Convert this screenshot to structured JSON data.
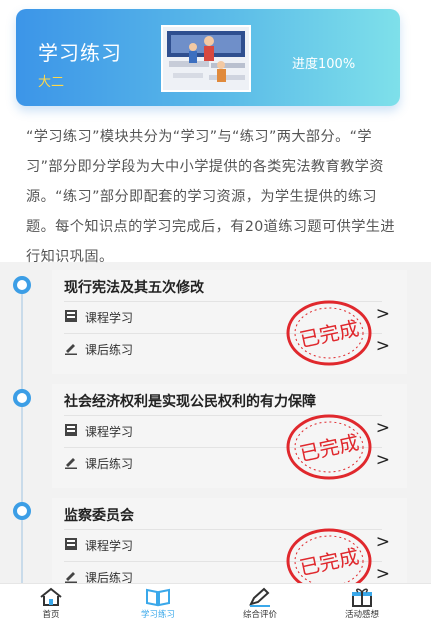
{
  "banner": {
    "title": "学习练习",
    "subtitle": "大二",
    "progress": "进度100%"
  },
  "description": "“学习练习”模块共分为“学习”与“练习”两大部分。“学习”部分即分学段为大中小学提供的各类宪法教育教学资源。“练习”部分即配套的学习资源，为学生提供的练习题。每个知识点的学习完成后，有20道练习题可供学生进行知识巩固。",
  "modules": [
    {
      "title": "现行宪法及其五次修改",
      "study_label": "课程学习",
      "practice_label": "课后练习",
      "stamp": "已完成"
    },
    {
      "title": "社会经济权利是实现公民权利的有力保障",
      "study_label": "课程学习",
      "practice_label": "课后练习",
      "stamp": "已完成"
    },
    {
      "title": "监察委员会",
      "study_label": "课程学习",
      "practice_label": "课后练习",
      "stamp": "已完成"
    }
  ],
  "tabs": [
    {
      "label": "首页",
      "icon": "home-icon"
    },
    {
      "label": "学习练习",
      "icon": "book-icon"
    },
    {
      "label": "综合评价",
      "icon": "edit-icon"
    },
    {
      "label": "活动感想",
      "icon": "gift-icon"
    }
  ],
  "colors": {
    "accent": "#3aa8ea",
    "stamp": "#e0282d",
    "highlight": "#ffd84a"
  }
}
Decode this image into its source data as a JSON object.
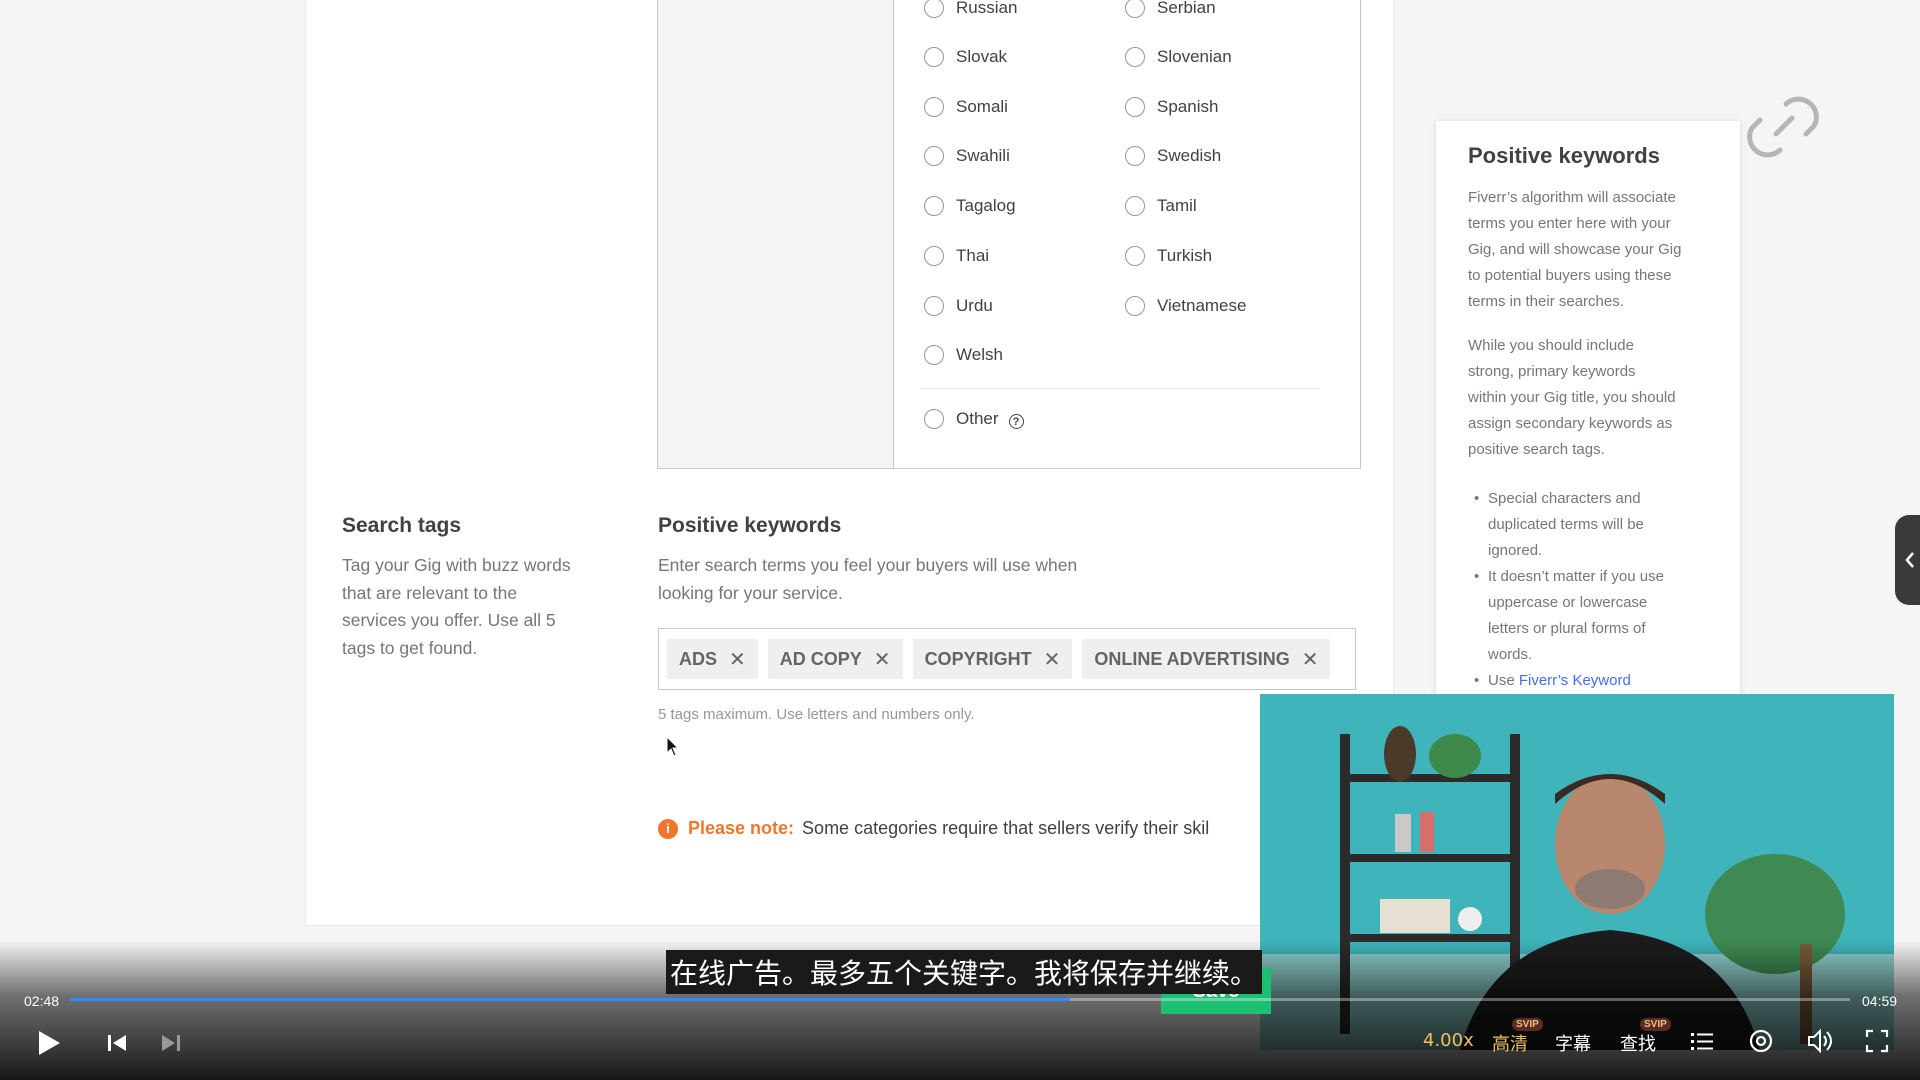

**SET TASK**
Quote the data exactly, leaving every image out of the copy.

**RESULT OF THE EXERCISE**
Convert this screenshot to structured JSON data.
{
  "banner": {
    "title": "学习练习",
    "subtitle": "大二",
    "progress": "进度100%"
  },
  "description": "“学习练习”模块共分为“学习”与“练习”两大部分。“学习”部分即分学段为大中小学提供的各类宪法教育教学资源。“练习”部分即配套的学习资源，为学生提供的练习题。每个知识点的学习完成后，有20道练习题可供学生进行知识巩固。",
  "modules": [
    {
      "title": "现行宪法及其五次修改",
      "study_label": "课程学习",
      "practice_label": "课后练习",
      "stamp": "已完成"
    },
    {
      "title": "社会经济权利是实现公民权利的有力保障",
      "study_label": "课程学习",
      "practice_label": "课后练习",
      "stamp": "已完成"
    },
    {
      "title": "监察委员会",
      "study_label": "课程学习",
      "practice_label": "课后练习",
      "stamp": "已完成"
    }
  ],
  "tabs": [
    {
      "label": "首页",
      "icon": "home-icon"
    },
    {
      "label": "学习练习",
      "icon": "book-icon"
    },
    {
      "label": "综合评价",
      "icon": "edit-icon"
    },
    {
      "label": "活动感想",
      "icon": "gift-icon"
    }
  ],
  "colors": {
    "accent": "#3aa8ea",
    "stamp": "#e0282d",
    "highlight": "#ffd84a"
  }
}
Decode this image into its source data as a JSON object.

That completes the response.